STATED TASK: Write out the material below again, unchanged.

Data records:
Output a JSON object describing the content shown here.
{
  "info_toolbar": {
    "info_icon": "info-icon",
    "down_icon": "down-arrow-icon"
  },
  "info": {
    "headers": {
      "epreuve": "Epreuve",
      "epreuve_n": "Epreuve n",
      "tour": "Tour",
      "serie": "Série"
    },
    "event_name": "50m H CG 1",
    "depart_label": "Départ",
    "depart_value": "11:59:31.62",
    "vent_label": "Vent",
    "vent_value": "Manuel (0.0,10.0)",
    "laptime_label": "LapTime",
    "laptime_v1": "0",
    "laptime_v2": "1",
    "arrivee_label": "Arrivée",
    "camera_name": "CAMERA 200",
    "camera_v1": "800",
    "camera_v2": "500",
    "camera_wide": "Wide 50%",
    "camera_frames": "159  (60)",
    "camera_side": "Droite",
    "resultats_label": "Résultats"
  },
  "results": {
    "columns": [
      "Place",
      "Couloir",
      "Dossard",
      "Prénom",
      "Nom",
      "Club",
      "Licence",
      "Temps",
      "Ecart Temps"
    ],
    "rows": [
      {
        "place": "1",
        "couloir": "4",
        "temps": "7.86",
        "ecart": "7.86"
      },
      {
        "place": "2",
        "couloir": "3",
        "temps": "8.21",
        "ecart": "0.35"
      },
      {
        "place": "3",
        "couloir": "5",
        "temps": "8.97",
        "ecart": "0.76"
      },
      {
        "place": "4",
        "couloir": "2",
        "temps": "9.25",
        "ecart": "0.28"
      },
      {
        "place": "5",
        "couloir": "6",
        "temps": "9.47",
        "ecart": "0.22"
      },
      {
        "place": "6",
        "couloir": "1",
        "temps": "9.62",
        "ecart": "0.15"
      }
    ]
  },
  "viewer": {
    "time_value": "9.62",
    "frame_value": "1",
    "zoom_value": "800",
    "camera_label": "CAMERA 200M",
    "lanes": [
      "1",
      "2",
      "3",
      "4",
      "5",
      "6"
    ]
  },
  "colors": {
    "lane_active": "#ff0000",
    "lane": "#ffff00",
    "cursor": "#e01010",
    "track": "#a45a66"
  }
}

OUTPUT FOR THIS EXERCISE:
Output a JSON object describing the content shown here.
{
  "info_toolbar": {
    "info_icon": "info-icon",
    "down_icon": "down-arrow-icon"
  },
  "info": {
    "headers": {
      "epreuve": "Epreuve",
      "epreuve_n": "Epreuve n",
      "tour": "Tour",
      "serie": "Série"
    },
    "event_name": "50m H CG 1",
    "depart_label": "Départ",
    "depart_value": "11:59:31.62",
    "vent_label": "Vent",
    "vent_value": "Manuel (0.0,10.0)",
    "laptime_label": "LapTime",
    "laptime_v1": "0",
    "laptime_v2": "1",
    "arrivee_label": "Arrivée",
    "camera_name": "CAMERA 200",
    "camera_v1": "800",
    "camera_v2": "500",
    "camera_wide": "Wide 50%",
    "camera_frames": "159  (60)",
    "camera_side": "Droite",
    "resultats_label": "Résultats"
  },
  "results": {
    "columns": [
      "Place",
      "Couloir",
      "Dossard",
      "Prénom",
      "Nom",
      "Club",
      "Licence",
      "Temps",
      "Ecart Temps"
    ],
    "rows": [
      {
        "place": "1",
        "couloir": "4",
        "temps": "7.86",
        "ecart": "7.86"
      },
      {
        "place": "2",
        "couloir": "3",
        "temps": "8.21",
        "ecart": "0.35"
      },
      {
        "place": "3",
        "couloir": "5",
        "temps": "8.97",
        "ecart": "0.76"
      },
      {
        "place": "4",
        "couloir": "2",
        "temps": "9.25",
        "ecart": "0.28"
      },
      {
        "place": "5",
        "couloir": "6",
        "temps": "9.47",
        "ecart": "0.22"
      },
      {
        "place": "6",
        "couloir": "1",
        "temps": "9.62",
        "ecart": "0.15"
      }
    ]
  },
  "viewer": {
    "time_value": "9.62",
    "frame_value": "1",
    "zoom_value": "800",
    "camera_label": "CAMERA 200M",
    "lanes": [
      "1",
      "2",
      "3",
      "4",
      "5",
      "6"
    ]
  },
  "colors": {
    "lane_active": "#ff0000",
    "lane": "#ffff00",
    "cursor": "#e01010",
    "track": "#a45a66"
  }
}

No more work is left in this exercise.